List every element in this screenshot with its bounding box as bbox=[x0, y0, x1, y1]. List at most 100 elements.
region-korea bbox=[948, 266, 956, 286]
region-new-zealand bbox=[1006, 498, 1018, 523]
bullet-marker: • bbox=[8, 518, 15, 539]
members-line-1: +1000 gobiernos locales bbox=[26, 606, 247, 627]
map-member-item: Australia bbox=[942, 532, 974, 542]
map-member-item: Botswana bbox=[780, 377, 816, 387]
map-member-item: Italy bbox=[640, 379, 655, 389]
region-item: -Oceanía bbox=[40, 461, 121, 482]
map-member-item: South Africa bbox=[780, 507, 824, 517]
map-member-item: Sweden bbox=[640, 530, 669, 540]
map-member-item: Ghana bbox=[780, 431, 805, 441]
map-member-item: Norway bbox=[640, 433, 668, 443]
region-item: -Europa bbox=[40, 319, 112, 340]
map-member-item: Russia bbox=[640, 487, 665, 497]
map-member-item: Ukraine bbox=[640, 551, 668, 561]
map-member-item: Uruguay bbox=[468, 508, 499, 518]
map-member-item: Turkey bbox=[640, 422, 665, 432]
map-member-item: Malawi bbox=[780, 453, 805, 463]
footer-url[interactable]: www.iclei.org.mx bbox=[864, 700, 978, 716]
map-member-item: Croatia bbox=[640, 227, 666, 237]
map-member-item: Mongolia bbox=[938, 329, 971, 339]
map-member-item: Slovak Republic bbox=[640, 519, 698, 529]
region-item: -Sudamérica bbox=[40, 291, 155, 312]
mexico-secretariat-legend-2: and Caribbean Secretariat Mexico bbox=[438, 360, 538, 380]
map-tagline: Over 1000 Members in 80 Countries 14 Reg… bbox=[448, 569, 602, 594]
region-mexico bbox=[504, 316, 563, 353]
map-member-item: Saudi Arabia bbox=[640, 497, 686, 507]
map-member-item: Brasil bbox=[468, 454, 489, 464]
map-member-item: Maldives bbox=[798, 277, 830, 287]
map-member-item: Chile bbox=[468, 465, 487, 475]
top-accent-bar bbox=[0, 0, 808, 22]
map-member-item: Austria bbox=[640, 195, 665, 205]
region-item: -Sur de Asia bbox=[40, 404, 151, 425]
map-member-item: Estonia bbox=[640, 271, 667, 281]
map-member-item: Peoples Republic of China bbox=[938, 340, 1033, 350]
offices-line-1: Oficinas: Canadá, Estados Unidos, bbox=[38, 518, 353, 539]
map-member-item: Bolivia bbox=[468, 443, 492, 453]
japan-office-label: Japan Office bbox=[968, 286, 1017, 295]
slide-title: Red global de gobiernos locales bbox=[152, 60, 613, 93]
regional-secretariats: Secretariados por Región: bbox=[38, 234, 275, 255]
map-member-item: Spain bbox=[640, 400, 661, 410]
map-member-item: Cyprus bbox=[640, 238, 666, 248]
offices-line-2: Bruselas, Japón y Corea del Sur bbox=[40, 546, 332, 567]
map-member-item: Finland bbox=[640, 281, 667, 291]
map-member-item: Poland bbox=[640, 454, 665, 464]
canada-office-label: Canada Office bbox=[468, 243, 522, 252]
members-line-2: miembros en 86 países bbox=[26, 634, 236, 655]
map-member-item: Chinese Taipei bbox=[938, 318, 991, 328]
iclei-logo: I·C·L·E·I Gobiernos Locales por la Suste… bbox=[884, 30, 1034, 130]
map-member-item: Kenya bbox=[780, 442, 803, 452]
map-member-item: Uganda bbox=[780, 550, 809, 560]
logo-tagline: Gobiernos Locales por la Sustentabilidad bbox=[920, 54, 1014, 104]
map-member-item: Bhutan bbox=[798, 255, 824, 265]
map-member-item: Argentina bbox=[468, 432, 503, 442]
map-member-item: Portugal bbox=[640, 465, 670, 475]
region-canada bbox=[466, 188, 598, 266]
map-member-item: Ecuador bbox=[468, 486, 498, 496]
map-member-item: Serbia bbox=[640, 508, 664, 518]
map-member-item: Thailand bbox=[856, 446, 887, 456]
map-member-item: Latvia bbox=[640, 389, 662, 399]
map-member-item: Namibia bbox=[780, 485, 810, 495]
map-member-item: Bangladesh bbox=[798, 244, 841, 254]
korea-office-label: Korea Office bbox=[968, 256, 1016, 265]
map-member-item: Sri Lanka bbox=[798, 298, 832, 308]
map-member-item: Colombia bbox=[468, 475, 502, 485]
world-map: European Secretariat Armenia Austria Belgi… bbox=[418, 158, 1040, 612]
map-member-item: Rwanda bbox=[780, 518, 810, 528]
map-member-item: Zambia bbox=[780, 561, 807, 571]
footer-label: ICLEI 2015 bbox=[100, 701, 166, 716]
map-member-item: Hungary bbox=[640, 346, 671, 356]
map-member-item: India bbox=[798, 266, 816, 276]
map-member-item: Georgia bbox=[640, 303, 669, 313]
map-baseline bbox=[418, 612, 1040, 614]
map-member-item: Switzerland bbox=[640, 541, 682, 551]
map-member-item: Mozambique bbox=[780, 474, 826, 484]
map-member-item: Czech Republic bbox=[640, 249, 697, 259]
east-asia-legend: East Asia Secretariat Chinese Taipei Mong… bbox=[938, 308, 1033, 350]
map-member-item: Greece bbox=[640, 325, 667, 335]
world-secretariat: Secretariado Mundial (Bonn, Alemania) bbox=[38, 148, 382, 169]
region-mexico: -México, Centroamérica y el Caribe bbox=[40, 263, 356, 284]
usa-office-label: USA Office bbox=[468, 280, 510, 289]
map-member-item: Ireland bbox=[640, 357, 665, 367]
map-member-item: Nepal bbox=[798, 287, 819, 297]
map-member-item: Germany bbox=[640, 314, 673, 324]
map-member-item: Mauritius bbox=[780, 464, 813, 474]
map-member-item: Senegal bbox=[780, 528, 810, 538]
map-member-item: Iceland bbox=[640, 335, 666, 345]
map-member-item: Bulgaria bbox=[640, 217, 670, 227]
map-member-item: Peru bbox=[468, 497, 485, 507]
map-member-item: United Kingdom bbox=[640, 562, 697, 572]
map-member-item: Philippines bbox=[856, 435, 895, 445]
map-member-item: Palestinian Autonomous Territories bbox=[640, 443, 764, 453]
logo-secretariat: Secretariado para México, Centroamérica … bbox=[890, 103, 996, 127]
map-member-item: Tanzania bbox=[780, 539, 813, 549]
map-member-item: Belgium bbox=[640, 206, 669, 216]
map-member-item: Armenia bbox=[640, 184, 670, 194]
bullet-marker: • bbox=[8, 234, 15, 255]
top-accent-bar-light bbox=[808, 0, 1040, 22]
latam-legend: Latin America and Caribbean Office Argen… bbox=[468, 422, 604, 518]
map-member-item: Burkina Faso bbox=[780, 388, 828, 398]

----

EXERCISE TASK:
Recast the material above as a JSON list of strings, one string per line, leaving out any blank lines.

CORRECT RESPONSE:
[
  "List every element in this screenshot with its bounding box as bbox=[x0, y0, x1, y1]. List at most 100 elements.",
  "region-korea bbox=[948, 266, 956, 286]",
  "region-new-zealand bbox=[1006, 498, 1018, 523]",
  "bullet-marker: • bbox=[8, 518, 15, 539]",
  "members-line-1: +1000 gobiernos locales bbox=[26, 606, 247, 627]",
  "map-member-item: Australia bbox=[942, 532, 974, 542]",
  "map-member-item: Botswana bbox=[780, 377, 816, 387]",
  "map-member-item: Italy bbox=[640, 379, 655, 389]",
  "region-item: -Oceanía bbox=[40, 461, 121, 482]",
  "map-member-item: South Africa bbox=[780, 507, 824, 517]",
  "map-member-item: Sweden bbox=[640, 530, 669, 540]",
  "map-member-item: Ghana bbox=[780, 431, 805, 441]",
  "map-member-item: Norway bbox=[640, 433, 668, 443]",
  "region-item: -Europa bbox=[40, 319, 112, 340]",
  "map-member-item: Russia bbox=[640, 487, 665, 497]",
  "map-member-item: Ukraine bbox=[640, 551, 668, 561]",
  "map-member-item: Uruguay bbox=[468, 508, 499, 518]",
  "map-member-item: Turkey bbox=[640, 422, 665, 432]",
  "map-member-item: Malawi bbox=[780, 453, 805, 463]",
  "footer-url[interactable]: www.iclei.org.mx bbox=[864, 700, 978, 716]",
  "map-member-item: Croatia bbox=[640, 227, 666, 237]",
  "map-member-item: Mongolia bbox=[938, 329, 971, 339]",
  "map-member-item: Slovak Republic bbox=[640, 519, 698, 529]",
  "region-item: -Sudamérica bbox=[40, 291, 155, 312]",
  "mexico-secretariat-legend-2: and Caribbean Secretariat Mexico bbox=[438, 360, 538, 380]",
  "map-tagline: Over 1000 Members in 80 Countries 14 Reg… bbox=[448, 569, 602, 594]",
  "region-mexico bbox=[504, 316, 563, 353]",
  "map-member-item: Saudi Arabia bbox=[640, 497, 686, 507]",
  "map-member-item: Brasil bbox=[468, 454, 489, 464]",
  "map-member-item: Maldives bbox=[798, 277, 830, 287]",
  "map-member-item: Chile bbox=[468, 465, 487, 475]",
  "top-accent-bar bbox=[0, 0, 808, 22]",
  "map-member-item: Austria bbox=[640, 195, 665, 205]",
  "region-item: -Sur de Asia bbox=[40, 404, 151, 425]",
  "map-member-item: Estonia bbox=[640, 271, 667, 281]",
  "map-member-item: Peoples Republic of China bbox=[938, 340, 1033, 350]",
  "offices-line-1: Oficinas: Canadá, Estados Unidos, bbox=[38, 518, 353, 539]",
  "map-member-item: Bolivia bbox=[468, 443, 492, 453]",
  "japan-office-label: Japan Office bbox=[968, 286, 1017, 295]",
  "slide-title: Red global de gobiernos locales bbox=[152, 60, 613, 93]",
  "regional-secretariats: Secretariados por Región: bbox=[38, 234, 275, 255]",
  "map-member-item: Spain bbox=[640, 400, 661, 410]",
  "map-member-item: Cyprus bbox=[640, 238, 666, 248]",
  "offices-line-2: Bruselas, Japón y Corea del Sur bbox=[40, 546, 332, 567]",
  "map-member-item: Finland bbox=[640, 281, 667, 291]",
  "map-member-item: Poland bbox=[640, 454, 665, 464]",
  "canada-office-label: Canada Office bbox=[468, 243, 522, 252]",
  "members-line-2: miembros en 86 países bbox=[26, 634, 236, 655]",
  "map-member-item: Chinese Taipei bbox=[938, 318, 991, 328]",
  "iclei-logo: I·C·L·E·I Gobiernos Locales por la Suste… bbox=[884, 30, 1034, 130]",
  "map-member-item: Kenya bbox=[780, 442, 803, 452]",
  "map-member-item: Uganda bbox=[780, 550, 809, 560]",
  "logo-tagline: Gobiernos Locales por la Sustentabilidad bbox=[920, 54, 1014, 104]",
  "map-member-item: Bhutan bbox=[798, 255, 824, 265]",
  "map-member-item: Argentina bbox=[468, 432, 503, 442]",
  "map-member-item: Portugal bbox=[640, 465, 670, 475]",
  "region-canada bbox=[466, 188, 598, 266]",
  "map-member-item: Ecuador bbox=[468, 486, 498, 496]",
  "map-member-item: Serbia bbox=[640, 508, 664, 518]",
  "map-member-item: Thailand bbox=[856, 446, 887, 456]",
  "map-member-item: Latvia bbox=[640, 389, 662, 399]",
  "map-member-item: Namibia bbox=[780, 485, 810, 495]",
  "map-member-item: Bangladesh bbox=[798, 244, 841, 254]",
  "korea-office-label: Korea Office bbox=[968, 256, 1016, 265]",
  "map-member-item: Sri Lanka bbox=[798, 298, 832, 308]",
  "map-member-item: Colombia bbox=[468, 475, 502, 485]",
  "world-map: European Secretariat Armenia Austria Belgi… bbox=[418, 158, 1040, 612]",
  "map-member-item: Rwanda bbox=[780, 518, 810, 528]",
  "map-member-item: Zambia bbox=[780, 561, 807, 571]",
  "footer-label: ICLEI 2015 bbox=[100, 701, 166, 716]",
  "map-member-item: Hungary bbox=[640, 346, 671, 356]",
  "map-member-item: India bbox=[798, 266, 816, 276]",
  "map-member-item: Georgia bbox=[640, 303, 669, 313]",
  "map-baseline bbox=[418, 612, 1040, 614]",
  "map-member-item: Switzerland bbox=[640, 541, 682, 551]",
  "map-member-item: Mozambique bbox=[780, 474, 826, 484]",
  "map-member-item: Czech Republic bbox=[640, 249, 697, 259]",
  "east-asia-legend: East Asia Secretariat Chinese Taipei Mong… bbox=[938, 308, 1033, 350]",
  "map-member-item: Greece bbox=[640, 325, 667, 335]",
  "world-secretariat: Secretariado Mundial (Bonn, Alemania) bbox=[38, 148, 382, 169]",
  "region-mexico: -México, Centroamérica y el Caribe bbox=[40, 263, 356, 284]",
  "usa-office-label: USA Office bbox=[468, 280, 510, 289]",
  "map-member-item: Ireland bbox=[640, 357, 665, 367]",
  "map-member-item: Nepal bbox=[798, 287, 819, 297]",
  "map-member-item: Germany bbox=[640, 314, 673, 324]",
  "map-member-item: Mauritius bbox=[780, 464, 813, 474]",
  "map-member-item: Senegal bbox=[780, 528, 810, 538]",
  "map-member-item: Iceland bbox=[640, 335, 666, 345]",
  "map-member-item: Bulgaria bbox=[640, 217, 670, 227]",
  "map-member-item: Peru bbox=[468, 497, 485, 507]",
  "map-member-item: United Kingdom bbox=[640, 562, 697, 572]",
  "map-member-item: Philippines bbox=[856, 435, 895, 445]",
  "map-member-item: Palestinian Autonomous Territories bbox=[640, 443, 764, 453]",
  "logo-secretariat: Secretariado para México, Centroamérica … bbox=[890, 103, 996, 127]",
  "map-member-item: Tanzania bbox=[780, 539, 813, 549]",
  "map-member-item: Belgium bbox=[640, 206, 669, 216]",
  "map-member-item: Armenia bbox=[640, 184, 670, 194]",
  "bullet-marker: • bbox=[8, 234, 15, 255]",
  "top-accent-bar-light bbox=[808, 0, 1040, 22]",
  "latam-legend: Latin America and Caribbean Office Argen… bbox=[468, 422, 604, 518]",
  "map-member-item: Burkina Faso bbox=[780, 388, 828, 398]"
]